> _Extracted records_
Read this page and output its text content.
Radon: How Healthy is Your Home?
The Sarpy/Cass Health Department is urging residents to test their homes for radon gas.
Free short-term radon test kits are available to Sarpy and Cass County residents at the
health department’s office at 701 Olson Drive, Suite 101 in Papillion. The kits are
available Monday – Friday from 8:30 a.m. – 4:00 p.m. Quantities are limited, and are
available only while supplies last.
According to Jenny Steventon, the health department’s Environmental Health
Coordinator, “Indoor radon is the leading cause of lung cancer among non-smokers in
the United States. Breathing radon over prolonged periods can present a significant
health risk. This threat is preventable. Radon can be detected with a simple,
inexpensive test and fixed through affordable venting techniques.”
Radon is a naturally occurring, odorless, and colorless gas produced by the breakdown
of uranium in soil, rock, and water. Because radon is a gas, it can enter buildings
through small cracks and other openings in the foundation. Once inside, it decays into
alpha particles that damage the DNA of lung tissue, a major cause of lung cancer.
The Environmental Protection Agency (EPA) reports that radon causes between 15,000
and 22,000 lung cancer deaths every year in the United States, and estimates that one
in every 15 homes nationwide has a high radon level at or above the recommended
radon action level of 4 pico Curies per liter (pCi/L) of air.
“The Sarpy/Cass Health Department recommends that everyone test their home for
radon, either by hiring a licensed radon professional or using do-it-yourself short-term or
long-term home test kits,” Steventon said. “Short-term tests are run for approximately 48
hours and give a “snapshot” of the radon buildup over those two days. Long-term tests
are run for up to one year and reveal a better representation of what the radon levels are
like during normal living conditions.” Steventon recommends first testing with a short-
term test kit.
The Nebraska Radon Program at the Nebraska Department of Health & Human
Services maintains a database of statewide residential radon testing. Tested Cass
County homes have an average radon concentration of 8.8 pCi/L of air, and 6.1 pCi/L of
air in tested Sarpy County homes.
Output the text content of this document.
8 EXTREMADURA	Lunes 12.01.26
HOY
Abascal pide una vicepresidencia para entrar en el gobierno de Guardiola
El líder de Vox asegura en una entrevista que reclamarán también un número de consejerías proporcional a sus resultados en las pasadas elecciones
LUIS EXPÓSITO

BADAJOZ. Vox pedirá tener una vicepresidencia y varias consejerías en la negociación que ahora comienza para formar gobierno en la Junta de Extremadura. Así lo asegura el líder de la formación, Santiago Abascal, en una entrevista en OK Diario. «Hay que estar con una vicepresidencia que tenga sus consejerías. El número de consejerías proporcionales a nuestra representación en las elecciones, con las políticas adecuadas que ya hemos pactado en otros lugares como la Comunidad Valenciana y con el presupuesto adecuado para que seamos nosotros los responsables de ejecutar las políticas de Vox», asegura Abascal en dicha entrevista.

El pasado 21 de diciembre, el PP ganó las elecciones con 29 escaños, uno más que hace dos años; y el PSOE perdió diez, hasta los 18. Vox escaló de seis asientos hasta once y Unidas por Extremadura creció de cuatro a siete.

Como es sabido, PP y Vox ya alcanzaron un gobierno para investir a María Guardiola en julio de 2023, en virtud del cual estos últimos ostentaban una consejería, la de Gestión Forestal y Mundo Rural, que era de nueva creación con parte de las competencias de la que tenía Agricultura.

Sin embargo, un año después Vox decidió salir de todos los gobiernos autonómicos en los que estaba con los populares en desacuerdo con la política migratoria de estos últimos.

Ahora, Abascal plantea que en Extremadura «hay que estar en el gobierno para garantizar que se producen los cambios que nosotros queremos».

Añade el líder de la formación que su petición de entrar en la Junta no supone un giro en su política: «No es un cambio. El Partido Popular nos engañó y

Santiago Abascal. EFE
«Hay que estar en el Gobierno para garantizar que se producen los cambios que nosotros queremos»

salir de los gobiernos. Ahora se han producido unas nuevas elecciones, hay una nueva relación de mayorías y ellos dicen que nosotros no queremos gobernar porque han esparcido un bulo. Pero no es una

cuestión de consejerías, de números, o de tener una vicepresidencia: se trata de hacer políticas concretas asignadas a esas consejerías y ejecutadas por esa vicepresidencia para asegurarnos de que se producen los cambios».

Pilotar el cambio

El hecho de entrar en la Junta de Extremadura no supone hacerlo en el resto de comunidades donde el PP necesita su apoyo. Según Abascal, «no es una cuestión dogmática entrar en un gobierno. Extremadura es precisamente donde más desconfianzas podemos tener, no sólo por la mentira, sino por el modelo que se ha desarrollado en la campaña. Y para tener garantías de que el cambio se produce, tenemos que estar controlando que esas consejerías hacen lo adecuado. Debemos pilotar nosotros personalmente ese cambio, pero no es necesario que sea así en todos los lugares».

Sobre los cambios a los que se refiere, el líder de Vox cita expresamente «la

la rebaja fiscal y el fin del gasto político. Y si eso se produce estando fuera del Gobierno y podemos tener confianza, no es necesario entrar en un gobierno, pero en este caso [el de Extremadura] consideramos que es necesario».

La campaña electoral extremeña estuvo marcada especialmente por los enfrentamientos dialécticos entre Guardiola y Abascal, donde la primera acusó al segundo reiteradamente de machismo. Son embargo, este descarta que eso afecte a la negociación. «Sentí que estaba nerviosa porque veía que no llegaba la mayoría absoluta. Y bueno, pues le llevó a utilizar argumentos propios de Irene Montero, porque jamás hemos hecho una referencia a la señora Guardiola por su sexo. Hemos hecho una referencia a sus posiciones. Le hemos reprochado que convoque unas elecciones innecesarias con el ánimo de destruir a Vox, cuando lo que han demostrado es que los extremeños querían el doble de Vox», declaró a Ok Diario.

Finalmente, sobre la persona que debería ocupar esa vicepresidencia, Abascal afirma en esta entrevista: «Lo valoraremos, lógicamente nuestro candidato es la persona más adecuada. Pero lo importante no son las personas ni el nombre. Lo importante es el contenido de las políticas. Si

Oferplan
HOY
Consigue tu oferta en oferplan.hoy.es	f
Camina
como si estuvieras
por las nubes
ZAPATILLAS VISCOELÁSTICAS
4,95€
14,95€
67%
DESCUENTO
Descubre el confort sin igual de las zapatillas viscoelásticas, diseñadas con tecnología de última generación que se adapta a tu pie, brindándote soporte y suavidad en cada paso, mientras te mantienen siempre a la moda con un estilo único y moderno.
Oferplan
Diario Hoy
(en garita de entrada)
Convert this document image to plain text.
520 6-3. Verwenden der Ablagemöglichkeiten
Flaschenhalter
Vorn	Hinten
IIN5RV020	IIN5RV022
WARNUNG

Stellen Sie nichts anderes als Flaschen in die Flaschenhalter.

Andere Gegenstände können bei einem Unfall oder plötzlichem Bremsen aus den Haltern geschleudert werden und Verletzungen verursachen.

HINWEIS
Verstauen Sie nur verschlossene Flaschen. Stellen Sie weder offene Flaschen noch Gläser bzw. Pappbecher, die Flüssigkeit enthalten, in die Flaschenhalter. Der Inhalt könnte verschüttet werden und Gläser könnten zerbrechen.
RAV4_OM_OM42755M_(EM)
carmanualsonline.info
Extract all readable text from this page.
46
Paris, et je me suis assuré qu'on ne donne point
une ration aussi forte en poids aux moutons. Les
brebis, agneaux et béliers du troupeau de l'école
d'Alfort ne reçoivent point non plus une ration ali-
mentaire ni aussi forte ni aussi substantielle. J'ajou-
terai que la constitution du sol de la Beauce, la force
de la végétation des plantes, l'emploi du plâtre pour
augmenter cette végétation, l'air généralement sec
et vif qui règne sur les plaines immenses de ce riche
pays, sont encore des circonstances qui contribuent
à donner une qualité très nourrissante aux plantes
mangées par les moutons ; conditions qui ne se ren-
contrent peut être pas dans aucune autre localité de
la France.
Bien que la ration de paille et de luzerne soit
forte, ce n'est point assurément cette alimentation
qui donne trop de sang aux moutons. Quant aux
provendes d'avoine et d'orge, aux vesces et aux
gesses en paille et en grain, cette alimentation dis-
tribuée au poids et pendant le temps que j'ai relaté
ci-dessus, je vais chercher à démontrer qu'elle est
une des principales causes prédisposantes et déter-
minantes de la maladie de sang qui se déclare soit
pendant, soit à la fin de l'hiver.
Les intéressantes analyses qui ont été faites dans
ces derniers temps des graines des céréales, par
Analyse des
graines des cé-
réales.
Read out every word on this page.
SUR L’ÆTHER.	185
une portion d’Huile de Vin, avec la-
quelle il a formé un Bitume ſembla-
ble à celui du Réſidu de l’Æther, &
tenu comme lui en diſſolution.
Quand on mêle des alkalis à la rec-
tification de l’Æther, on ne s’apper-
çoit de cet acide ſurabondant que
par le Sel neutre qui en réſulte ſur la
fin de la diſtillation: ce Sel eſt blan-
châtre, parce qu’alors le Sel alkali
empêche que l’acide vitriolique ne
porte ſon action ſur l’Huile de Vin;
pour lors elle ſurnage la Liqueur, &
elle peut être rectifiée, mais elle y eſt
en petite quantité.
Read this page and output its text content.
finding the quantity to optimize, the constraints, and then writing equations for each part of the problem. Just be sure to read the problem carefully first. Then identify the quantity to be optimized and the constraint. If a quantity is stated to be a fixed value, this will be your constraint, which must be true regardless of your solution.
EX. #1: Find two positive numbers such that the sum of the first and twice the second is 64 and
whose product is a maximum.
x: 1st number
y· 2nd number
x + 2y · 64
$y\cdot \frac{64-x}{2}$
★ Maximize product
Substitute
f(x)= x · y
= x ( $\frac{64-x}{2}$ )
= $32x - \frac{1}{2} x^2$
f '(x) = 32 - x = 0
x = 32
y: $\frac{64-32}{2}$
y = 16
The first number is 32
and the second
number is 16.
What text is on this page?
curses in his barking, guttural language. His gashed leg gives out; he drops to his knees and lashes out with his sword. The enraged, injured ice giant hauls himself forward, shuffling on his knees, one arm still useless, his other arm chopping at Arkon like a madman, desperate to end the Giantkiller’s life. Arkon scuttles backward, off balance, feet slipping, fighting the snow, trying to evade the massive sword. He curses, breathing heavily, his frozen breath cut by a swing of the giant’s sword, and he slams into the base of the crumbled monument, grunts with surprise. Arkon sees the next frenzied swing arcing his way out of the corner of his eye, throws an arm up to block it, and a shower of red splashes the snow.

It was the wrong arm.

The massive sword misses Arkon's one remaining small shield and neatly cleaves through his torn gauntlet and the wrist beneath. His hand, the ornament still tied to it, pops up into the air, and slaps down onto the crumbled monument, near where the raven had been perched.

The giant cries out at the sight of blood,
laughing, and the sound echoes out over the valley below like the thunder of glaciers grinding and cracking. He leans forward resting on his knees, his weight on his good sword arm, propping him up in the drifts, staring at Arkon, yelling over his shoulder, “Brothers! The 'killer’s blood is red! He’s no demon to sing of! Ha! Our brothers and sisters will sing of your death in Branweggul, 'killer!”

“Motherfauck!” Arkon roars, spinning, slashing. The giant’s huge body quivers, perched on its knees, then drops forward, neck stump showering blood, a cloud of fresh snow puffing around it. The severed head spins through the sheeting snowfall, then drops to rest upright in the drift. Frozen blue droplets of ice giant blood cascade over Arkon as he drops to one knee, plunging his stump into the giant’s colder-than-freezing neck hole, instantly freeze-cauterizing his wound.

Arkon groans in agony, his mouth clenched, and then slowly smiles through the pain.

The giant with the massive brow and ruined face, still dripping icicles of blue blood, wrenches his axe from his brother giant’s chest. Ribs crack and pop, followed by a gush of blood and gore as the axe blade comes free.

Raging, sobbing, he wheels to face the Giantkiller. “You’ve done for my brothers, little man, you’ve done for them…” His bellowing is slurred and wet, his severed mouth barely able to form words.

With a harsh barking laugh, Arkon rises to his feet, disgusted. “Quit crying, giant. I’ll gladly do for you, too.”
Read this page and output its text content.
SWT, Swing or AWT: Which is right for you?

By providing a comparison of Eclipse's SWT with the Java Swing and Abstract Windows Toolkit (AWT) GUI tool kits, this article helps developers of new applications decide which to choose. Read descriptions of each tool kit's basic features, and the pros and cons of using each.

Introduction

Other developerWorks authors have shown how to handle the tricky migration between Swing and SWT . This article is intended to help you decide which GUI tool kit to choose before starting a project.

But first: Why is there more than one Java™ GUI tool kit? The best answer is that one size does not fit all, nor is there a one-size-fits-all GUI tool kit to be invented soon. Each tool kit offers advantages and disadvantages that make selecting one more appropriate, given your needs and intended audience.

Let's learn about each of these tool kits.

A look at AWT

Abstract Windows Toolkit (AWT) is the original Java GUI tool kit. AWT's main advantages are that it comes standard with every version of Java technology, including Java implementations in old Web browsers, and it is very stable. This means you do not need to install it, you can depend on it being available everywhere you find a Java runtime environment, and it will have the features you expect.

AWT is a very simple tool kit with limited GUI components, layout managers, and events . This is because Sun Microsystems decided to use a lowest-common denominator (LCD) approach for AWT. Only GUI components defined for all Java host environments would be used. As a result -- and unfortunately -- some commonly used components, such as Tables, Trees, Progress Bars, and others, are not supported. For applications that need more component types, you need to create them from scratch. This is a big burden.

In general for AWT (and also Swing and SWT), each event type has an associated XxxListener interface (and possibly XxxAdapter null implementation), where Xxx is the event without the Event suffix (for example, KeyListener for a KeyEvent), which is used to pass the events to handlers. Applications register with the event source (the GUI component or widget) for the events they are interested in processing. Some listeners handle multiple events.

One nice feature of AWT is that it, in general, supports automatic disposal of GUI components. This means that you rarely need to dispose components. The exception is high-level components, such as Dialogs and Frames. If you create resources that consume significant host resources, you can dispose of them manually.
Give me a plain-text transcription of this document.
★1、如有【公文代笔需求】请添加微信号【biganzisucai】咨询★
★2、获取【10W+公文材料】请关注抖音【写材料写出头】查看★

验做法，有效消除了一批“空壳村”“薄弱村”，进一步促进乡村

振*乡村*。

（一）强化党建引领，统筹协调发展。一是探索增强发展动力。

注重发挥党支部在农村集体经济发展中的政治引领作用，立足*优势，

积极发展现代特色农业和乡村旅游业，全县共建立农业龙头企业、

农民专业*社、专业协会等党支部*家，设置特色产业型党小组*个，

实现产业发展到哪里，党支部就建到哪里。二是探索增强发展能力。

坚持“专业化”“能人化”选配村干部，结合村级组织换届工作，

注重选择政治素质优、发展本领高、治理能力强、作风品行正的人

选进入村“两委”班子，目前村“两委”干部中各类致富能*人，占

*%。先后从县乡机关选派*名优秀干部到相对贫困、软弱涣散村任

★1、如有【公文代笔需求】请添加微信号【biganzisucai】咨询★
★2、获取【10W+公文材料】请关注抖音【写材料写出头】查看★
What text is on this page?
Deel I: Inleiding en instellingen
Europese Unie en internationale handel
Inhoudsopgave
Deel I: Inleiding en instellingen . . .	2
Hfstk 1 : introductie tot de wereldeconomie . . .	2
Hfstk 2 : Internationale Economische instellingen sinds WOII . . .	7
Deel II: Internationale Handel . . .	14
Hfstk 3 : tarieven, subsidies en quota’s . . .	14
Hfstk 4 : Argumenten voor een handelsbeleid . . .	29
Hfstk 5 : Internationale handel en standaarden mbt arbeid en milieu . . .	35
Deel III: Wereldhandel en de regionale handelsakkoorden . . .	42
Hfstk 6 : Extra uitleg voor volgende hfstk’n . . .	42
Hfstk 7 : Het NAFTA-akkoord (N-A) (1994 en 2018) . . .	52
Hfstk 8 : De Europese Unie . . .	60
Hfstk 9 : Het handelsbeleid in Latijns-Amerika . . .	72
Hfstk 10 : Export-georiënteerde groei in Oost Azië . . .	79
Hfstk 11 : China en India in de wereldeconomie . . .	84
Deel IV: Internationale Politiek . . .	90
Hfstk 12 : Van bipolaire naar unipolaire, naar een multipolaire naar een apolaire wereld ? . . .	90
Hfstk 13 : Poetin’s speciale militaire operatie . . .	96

> _What to work on_
Look through the records and gather each line with the word "Inleiding".

> _Result_
Deel I: Inleiding en instellingen
Deel I: Inleiding en instellingen . . .	2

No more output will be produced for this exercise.